:: PROBLEM STATEMENT ::
Which lines hold the word "color"? Copy each one.

Dataset items

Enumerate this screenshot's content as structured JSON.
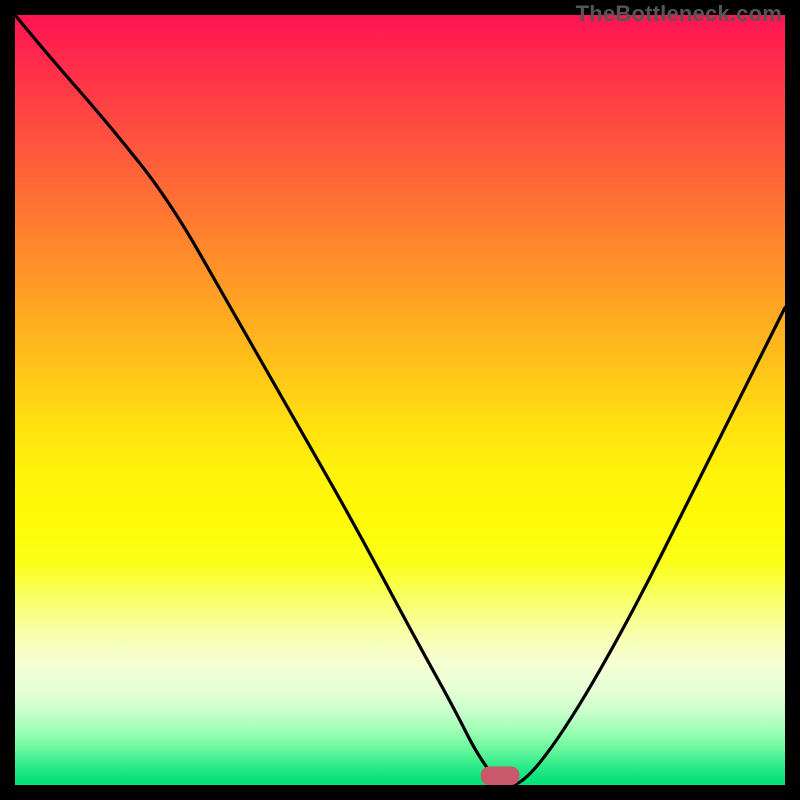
{
  "watermark": "TheBottleneck.com",
  "chart_data": {
    "type": "line",
    "title": "",
    "xlabel": "",
    "ylabel": "",
    "xlim": [
      0,
      100
    ],
    "ylim": [
      0,
      100
    ],
    "note": "Bottleneck-style V-curve over heatmap gradient (green = good, red = bad). Minimum at x≈63.",
    "series": [
      {
        "name": "bottleneck_curve",
        "x": [
          0,
          5,
          12,
          20,
          28,
          36,
          44,
          52,
          57,
          60,
          63,
          66,
          72,
          80,
          88,
          96,
          100
        ],
        "y": [
          100,
          94,
          86,
          76,
          62,
          48,
          34,
          19,
          10,
          4,
          0,
          0,
          8,
          22,
          38,
          54,
          62
        ]
      }
    ],
    "marker": {
      "x": 63,
      "y": 0,
      "width_x": 5,
      "height_y": 2.4,
      "color": "#c9586a"
    },
    "gradient_stops": [
      {
        "pos": 0,
        "color": "#ff1452"
      },
      {
        "pos": 30,
        "color": "#ff872d"
      },
      {
        "pos": 54,
        "color": "#ffe30f"
      },
      {
        "pos": 80,
        "color": "#f7ffa8"
      },
      {
        "pos": 93,
        "color": "#9cffb4"
      },
      {
        "pos": 100,
        "color": "#04e076"
      }
    ]
  }
}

:: SOLUTION TO THIS PROBLEM ::
      "color": "#c9586a"
        "color": "#ff1452"
        "color": "#ff872d"
        "color": "#ffe30f"
        "color": "#f7ffa8"
        "color": "#9cffb4"
        "color": "#04e076"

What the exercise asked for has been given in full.